_Data records_:
## START
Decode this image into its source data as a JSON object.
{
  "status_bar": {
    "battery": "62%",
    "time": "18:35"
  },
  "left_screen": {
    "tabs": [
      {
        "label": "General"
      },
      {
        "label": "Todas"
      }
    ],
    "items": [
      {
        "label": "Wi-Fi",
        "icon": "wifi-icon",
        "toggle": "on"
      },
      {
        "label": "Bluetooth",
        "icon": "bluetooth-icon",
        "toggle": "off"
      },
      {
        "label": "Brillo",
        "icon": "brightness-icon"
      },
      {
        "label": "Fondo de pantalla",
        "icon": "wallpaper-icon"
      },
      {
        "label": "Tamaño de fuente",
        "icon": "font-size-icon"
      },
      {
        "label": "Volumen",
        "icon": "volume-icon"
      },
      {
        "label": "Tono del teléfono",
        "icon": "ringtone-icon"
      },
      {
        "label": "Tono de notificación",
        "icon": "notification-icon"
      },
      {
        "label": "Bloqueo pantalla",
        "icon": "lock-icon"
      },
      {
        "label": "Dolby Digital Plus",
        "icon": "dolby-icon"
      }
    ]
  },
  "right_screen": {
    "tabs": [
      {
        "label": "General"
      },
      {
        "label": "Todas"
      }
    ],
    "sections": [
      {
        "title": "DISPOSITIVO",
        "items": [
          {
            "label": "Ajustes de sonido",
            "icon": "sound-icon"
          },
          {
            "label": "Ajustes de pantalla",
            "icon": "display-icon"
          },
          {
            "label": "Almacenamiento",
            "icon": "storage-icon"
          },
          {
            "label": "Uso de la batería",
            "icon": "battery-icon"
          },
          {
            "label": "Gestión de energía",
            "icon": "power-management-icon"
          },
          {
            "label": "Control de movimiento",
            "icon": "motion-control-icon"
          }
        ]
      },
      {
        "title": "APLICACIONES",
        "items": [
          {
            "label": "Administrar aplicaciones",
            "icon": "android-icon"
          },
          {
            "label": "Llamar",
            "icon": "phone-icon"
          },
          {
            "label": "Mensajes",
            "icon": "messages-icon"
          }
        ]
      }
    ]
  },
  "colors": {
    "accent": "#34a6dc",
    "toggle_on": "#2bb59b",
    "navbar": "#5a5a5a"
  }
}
## END
_Exercise requirements_: Write out the data exactly as it stands.

_Reply_:
Decode this image into its source data as a JSON object.
{
  "status_bar": {
    "battery": "62%",
    "time": "18:35"
  },
  "left_screen": {
    "tabs": [
      {
        "label": "General"
      },
      {
        "label": "Todas"
      }
    ],
    "items": [
      {
        "label": "Wi-Fi",
        "icon": "wifi-icon",
        "toggle": "on"
      },
      {
        "label": "Bluetooth",
        "icon": "bluetooth-icon",
        "toggle": "off"
      },
      {
        "label": "Brillo",
        "icon": "brightness-icon"
      },
      {
        "label": "Fondo de pantalla",
        "icon": "wallpaper-icon"
      },
      {
        "label": "Tamaño de fuente",
        "icon": "font-size-icon"
      },
      {
        "label": "Volumen",
        "icon": "volume-icon"
      },
      {
        "label": "Tono del teléfono",
        "icon": "ringtone-icon"
      },
      {
        "label": "Tono de notificación",
        "icon": "notification-icon"
      },
      {
        "label": "Bloqueo pantalla",
        "icon": "lock-icon"
      },
      {
        "label": "Dolby Digital Plus",
        "icon": "dolby-icon"
      }
    ]
  },
  "right_screen": {
    "tabs": [
      {
        "label": "General"
      },
      {
        "label": "Todas"
      }
    ],
    "sections": [
      {
        "title": "DISPOSITIVO",
        "items": [
          {
            "label": "Ajustes de sonido",
            "icon": "sound-icon"
          },
          {
            "label": "Ajustes de pantalla",
            "icon": "display-icon"
          },
          {
            "label": "Almacenamiento",
            "icon": "storage-icon"
          },
          {
            "label": "Uso de la batería",
            "icon": "battery-icon"
          },
          {
            "label": "Gestión de energía",
            "icon": "power-management-icon"
          },
          {
            "label": "Control de movimiento",
            "icon": "motion-control-icon"
          }
        ]
      },
      {
        "title": "APLICACIONES",
        "items": [
          {
            "label": "Administrar aplicaciones",
            "icon": "android-icon"
          },
          {
            "label": "Llamar",
            "icon": "phone-icon"
          },
          {
            "label": "Mensajes",
            "icon": "messages-icon"
          }
        ]
      }
    ]
  },
  "colors": {
    "accent": "#34a6dc",
    "toggle_on": "#2bb59b",
    "navbar": "#5a5a5a"
  }
}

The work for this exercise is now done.